## INSTRUCTIONS TO FOLLOW
Transcribe the material in full, exactly as written.

[Entries taken from a collection]
──────

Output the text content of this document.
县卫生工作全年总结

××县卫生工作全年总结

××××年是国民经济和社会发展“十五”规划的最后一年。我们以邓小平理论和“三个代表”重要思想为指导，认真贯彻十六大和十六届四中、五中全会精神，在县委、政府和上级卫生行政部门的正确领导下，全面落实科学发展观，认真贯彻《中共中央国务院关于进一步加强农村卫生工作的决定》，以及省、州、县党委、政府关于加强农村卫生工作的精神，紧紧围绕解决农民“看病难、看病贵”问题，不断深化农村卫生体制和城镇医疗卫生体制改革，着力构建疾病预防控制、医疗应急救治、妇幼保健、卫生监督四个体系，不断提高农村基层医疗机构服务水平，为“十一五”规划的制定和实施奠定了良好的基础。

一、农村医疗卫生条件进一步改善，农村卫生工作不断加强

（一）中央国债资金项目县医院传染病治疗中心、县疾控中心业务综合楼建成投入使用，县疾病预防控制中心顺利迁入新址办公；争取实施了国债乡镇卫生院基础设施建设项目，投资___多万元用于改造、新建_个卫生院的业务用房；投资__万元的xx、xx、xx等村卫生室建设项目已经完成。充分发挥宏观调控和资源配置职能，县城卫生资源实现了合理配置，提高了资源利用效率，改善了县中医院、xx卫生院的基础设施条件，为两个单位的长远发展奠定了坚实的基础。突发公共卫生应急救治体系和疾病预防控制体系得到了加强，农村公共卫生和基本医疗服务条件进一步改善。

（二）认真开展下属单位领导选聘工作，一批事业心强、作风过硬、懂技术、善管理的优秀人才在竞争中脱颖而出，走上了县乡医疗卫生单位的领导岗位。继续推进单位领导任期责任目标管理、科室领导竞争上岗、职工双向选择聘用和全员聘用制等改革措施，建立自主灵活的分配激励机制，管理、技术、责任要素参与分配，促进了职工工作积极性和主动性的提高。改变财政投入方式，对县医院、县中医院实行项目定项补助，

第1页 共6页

──────

## WRITTEN REPLY
Output the text content of this document.
县卫生工作全年总结

××县卫生工作全年总结

××××年是国民经济和社会发展“十五”规划的最后一年。我们以邓小平理论和“三个代表”重要思想为指导，认真贯彻十六大和十六届四中、五中全会精神，在县委、政府和上级卫生行政部门的正确领导下，全面落实科学发展观，认真贯彻《中共中央国务院关于进一步加强农村卫生工作的决定》，以及省、州、县党委、政府关于加强农村卫生工作的精神，紧紧围绕解决农民“看病难、看病贵”问题，不断深化农村卫生体制和城镇医疗卫生体制改革，着力构建疾病预防控制、医疗应急救治、妇幼保健、卫生监督四个体系，不断提高农村基层医疗机构服务水平，为“十一五”规划的制定和实施奠定了良好的基础。

一、农村医疗卫生条件进一步改善，农村卫生工作不断加强

（一）中央国债资金项目县医院传染病治疗中心、县疾控中心业务综合楼建成投入使用，县疾病预防控制中心顺利迁入新址办公；争取实施了国债乡镇卫生院基础设施建设项目，投资___多万元用于改造、新建_个卫生院的业务用房；投资__万元的xx、xx、xx等村卫生室建设项目已经完成。充分发挥宏观调控和资源配置职能，县城卫生资源实现了合理配置，提高了资源利用效率，改善了县中医院、xx卫生院的基础设施条件，为两个单位的长远发展奠定了坚实的基础。突发公共卫生应急救治体系和疾病预防控制体系得到了加强，农村公共卫生和基本医疗服务条件进一步改善。

（二）认真开展下属单位领导选聘工作，一批事业心强、作风过硬、懂技术、善管理的优秀人才在竞争中脱颖而出，走上了县乡医疗卫生单位的领导岗位。继续推进单位领导任期责任目标管理、科室领导竞争上岗、职工双向选择聘用和全员聘用制等改革措施，建立自主灵活的分配激励机制，管理、技术、责任要素参与分配，促进了职工工作积极性和主动性的提高。改变财政投入方式，对县医院、县中医院实行项目定项补助，

第1页 共6页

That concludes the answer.